### Parts of the exercise
a – Update the account of Fellows's career between "In 1979, Fellows" and "to be recharged.", inclusive, changing "patent" to "invention".
b – Extend the account of Fellows's career past its final sentence.

In 1979, Fellows filed for his first patent. Awarded in 1982, it enabled devices to power down and use only the energy required to monitor for signals indicating a need to be recharged.

===Continental Cablevision, Media One, Pilot House===
In 1992, Fellows was hired as senior vice president of engineering and CTO at Continental Cablevision, where he worked with Amos Hostetter, Jr., the company's founder. Under his supervision, Continental launched a high-speed on-line data service, Highway 1, implementing and developing data-over-cable connections and hybrid fiber coaxial (HFC) architecture. Fellows became CTO of MediaOne Group when it acquired Continental in 1996, and additionally served as the interim CTO of Roadrunner, which was partially owned by MediaOne.

Fellows left MediaOne in 1998 to help with the care of his son Christopher after he was diagnosed with a brain stem tumor. During this time, Fellows founded Pilot House Ventures and served as a principal. Largely funded by Hostetter, Pilot House invested in early-stage technology companies, including enterprise software, network infrastructure, internet, and communications companies.

===AT&T Broadband, Comcast===
In 2001, Fellows was named CTO of AT&T Broadband; after its merger with Comcast, he became Comcast's executive vice president and CTO, overseeing the company's 15,000 engineers and technicians. He created the architecture for television, broadband, and voice delivery, and in 2005, Fellows replaced the core of the legacy cable infrastructure with a "mini internet," which resulted in Comcast's delivery of video programming based on internet protocols and equipment. He also developed Comcast's “Triple Play” strategy of bundling together cable, broadband and television subscriptions.

===Genovation Capital, Layer3 TV===
In 2010 Fellows partnered with Broadbus founder Jeff Binder and Broadbus CEO Vin Bisceglia to form Genovation Capital. It partnered with TPG Capital and the private equity firm Silver Lake to evaluate startups and companies to invest in or buy, focusing on communications, media and the internet sectors.

In 2013, Binder and Fellows co-founded Layer3 TV, a cable company which uses an IP-based video platform to deliver video in unicast streams. The company spent several years building out its technology and negotiating content deals before launching in the fall of 2016.

### Entries provided
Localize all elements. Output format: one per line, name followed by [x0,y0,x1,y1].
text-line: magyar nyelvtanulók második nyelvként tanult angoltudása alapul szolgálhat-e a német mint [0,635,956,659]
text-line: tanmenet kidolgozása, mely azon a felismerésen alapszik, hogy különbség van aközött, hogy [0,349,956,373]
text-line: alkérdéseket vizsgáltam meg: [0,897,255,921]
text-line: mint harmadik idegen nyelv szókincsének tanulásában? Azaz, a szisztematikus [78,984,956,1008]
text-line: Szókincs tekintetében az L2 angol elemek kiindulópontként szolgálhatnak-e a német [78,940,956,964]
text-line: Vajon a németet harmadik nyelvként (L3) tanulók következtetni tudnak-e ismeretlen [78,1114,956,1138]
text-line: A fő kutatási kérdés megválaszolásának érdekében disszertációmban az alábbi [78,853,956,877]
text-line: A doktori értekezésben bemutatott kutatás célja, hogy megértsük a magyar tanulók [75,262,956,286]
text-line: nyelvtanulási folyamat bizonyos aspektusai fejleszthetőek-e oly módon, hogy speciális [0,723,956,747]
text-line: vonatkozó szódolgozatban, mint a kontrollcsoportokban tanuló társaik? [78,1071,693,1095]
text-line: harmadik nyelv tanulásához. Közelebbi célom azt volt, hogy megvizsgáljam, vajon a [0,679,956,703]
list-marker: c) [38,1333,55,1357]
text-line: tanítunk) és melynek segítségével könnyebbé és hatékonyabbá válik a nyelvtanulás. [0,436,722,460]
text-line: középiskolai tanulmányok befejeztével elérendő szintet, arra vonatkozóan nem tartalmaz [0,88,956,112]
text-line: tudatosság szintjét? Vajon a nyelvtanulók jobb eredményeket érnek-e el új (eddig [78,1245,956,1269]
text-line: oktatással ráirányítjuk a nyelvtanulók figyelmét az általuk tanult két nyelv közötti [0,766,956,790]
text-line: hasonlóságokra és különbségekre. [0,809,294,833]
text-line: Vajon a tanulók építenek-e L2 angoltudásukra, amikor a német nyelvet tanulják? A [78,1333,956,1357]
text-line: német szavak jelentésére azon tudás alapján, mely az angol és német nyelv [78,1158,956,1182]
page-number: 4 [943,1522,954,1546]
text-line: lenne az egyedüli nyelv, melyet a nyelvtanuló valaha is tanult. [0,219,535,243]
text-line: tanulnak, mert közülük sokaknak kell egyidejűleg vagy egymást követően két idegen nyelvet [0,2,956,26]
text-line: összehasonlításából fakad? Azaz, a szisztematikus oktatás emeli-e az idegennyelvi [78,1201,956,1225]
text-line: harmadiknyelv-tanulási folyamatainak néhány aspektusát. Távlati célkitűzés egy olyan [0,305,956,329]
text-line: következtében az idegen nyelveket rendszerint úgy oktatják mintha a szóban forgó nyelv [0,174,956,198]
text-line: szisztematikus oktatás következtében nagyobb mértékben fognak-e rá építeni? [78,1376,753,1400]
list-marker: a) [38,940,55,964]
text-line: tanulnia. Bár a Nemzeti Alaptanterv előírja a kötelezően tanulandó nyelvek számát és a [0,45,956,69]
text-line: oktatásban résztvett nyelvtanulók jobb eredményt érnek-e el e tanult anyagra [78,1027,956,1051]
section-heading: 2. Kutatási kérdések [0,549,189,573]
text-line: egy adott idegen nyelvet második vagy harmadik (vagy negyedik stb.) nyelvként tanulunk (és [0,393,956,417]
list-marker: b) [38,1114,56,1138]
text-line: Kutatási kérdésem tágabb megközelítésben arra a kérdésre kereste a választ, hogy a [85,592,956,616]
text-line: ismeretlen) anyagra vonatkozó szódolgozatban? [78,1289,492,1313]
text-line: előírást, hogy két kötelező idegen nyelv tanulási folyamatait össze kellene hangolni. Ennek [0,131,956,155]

### Responses to the tasks
a –
In 1979, Fellows filed for his first invention. Awarded in 1982, it enabled devices to power down and use only the energy required to monitor for signals indicating a need to be recharged.

b –
==Rowing career==
As a student at Harvard, Fellows was recruited for the university's rowing team. He captained the Rude and Smooth boat, which went undefeated and won the unofficial national title in 1974.
He rowed for seven United States national rowing teams between 1973 and 1979, including the teams of the 1975 and 1979 Pan American Games, where he won a bronze and a silver medal, respectively. He was the captain of the 1976 Olympic rowing team.

==Affiliations and recognition==
Fellows serves as the chief scientist for the Society of Cable Telecommunications Engineers Energy 2020 Initiative and is the chair of the Data Standards Subcommittee. He was the chair of the DOCSIS Certification Board and was on the board of directors for Anadigics. He is a winner of the SCTE Vanguard Award for Science and Technology and a Cable Pioneers honoree.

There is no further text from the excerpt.